DATA LINES:
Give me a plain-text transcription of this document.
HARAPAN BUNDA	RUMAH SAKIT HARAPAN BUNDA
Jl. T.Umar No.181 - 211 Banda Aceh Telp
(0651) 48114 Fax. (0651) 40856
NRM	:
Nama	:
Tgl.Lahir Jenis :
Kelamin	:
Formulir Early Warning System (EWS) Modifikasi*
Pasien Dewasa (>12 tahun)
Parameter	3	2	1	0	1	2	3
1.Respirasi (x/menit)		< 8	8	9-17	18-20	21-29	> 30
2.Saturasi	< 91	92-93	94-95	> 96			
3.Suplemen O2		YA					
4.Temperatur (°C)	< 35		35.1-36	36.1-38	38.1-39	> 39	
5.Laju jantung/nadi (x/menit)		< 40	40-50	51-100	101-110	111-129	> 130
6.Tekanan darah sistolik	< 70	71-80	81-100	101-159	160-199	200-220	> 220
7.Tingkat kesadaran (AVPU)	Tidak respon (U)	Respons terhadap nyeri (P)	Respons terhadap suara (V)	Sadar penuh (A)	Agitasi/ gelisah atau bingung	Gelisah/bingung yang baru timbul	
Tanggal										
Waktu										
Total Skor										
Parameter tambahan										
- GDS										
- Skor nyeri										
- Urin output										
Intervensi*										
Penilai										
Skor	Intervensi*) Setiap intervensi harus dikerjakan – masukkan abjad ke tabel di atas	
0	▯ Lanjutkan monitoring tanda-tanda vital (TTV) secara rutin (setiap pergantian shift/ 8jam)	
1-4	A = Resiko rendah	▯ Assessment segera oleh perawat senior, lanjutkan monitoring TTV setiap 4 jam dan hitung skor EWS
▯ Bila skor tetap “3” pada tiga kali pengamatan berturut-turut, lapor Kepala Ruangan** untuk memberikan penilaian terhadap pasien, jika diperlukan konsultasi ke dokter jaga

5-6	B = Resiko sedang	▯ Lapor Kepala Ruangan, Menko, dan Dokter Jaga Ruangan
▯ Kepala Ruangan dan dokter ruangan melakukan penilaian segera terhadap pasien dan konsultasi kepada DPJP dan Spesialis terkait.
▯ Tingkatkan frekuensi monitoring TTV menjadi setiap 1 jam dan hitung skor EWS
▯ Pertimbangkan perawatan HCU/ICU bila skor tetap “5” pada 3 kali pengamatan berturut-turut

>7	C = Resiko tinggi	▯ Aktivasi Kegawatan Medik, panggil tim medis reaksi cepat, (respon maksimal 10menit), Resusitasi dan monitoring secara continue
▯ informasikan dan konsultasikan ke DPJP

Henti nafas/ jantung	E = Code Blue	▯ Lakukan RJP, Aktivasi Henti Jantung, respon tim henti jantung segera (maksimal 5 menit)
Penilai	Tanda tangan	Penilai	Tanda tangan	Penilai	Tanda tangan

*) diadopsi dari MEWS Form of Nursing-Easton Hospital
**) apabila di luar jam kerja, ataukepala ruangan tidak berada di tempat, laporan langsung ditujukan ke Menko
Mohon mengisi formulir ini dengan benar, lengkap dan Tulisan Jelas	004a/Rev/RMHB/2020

TASK DETAILS: Copy out each line in the preceding records that contains "respon".

EXPECTED ANSWER:
7.Tingkat kesadaran (AVPU)	Tidak respon (U)	Respons terhadap nyeri (P)	Respons terhadap suara (V)	Sadar penuh (A)	Agitasi/ gelisah atau bingung	Gelisah/bingung yang baru timbul	
>7	C = Resiko tinggi	▯ Aktivasi Kegawatan Medik, panggil tim medis reaksi cepat, (respon maksimal 10menit), Resusitasi dan monitoring secara continue
Henti nafas/ jantung	E = Code Blue	▯ Lakukan RJP, Aktivasi Henti Jantung, respon tim henti jantung segera (maksimal 5 menit)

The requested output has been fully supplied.